- Request
Give the number of lines below that contain "revision", with no other output.

- Data excerpts

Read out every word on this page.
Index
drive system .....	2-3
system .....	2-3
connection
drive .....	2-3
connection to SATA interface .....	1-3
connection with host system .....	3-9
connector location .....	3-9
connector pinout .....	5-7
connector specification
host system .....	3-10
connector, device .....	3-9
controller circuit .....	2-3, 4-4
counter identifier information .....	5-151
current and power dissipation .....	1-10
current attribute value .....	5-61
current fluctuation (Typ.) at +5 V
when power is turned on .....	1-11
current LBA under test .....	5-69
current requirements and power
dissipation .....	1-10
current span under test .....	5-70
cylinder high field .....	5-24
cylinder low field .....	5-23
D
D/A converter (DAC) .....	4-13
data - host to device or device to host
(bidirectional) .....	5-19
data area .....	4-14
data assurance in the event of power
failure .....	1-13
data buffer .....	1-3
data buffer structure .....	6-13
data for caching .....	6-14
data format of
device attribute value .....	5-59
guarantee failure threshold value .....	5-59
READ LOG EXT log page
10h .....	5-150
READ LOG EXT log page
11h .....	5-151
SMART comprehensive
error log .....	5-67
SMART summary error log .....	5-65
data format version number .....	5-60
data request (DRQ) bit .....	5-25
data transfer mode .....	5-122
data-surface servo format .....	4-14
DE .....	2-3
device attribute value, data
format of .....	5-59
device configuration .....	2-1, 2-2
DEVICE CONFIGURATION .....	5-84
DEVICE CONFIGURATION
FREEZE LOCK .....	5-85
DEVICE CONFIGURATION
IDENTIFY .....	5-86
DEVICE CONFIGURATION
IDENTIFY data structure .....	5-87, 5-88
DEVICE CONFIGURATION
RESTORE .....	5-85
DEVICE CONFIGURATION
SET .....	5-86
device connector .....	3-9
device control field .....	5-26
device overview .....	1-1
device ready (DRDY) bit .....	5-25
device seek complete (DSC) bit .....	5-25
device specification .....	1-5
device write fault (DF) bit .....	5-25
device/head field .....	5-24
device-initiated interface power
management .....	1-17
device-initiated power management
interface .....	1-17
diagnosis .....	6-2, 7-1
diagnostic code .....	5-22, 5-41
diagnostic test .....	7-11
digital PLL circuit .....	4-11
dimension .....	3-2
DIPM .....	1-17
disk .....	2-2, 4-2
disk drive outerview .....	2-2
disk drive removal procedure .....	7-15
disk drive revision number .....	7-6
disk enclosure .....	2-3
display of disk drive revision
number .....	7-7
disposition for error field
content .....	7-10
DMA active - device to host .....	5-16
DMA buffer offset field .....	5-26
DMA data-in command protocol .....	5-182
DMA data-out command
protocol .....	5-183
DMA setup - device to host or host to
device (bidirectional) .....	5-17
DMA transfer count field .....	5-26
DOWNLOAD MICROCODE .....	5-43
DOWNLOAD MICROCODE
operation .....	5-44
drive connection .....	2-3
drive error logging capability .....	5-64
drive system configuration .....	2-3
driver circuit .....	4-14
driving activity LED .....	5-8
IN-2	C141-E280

- Completed exercise
2